Stored items
___

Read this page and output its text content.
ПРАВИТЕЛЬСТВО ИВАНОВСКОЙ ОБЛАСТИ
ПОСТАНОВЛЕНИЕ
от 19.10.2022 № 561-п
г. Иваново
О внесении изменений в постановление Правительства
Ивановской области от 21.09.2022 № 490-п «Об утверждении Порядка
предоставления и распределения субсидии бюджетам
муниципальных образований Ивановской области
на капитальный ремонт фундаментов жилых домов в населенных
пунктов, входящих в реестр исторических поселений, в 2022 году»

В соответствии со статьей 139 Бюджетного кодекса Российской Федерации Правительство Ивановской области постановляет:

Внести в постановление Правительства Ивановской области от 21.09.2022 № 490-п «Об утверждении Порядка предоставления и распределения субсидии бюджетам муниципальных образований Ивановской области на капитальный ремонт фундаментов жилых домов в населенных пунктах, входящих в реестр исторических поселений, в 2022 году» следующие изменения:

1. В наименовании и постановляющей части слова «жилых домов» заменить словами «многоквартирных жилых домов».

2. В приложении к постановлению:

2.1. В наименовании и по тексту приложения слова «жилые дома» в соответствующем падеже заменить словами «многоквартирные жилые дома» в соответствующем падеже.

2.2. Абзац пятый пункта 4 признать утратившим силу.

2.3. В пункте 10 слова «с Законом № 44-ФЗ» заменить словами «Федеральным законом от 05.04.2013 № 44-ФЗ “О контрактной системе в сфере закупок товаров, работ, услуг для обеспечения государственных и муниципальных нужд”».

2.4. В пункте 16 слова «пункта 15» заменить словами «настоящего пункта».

___

» **Instruction**: State the number of lines holding the word "пункте" in the listing. Add nothing else.

» **Output below**: 2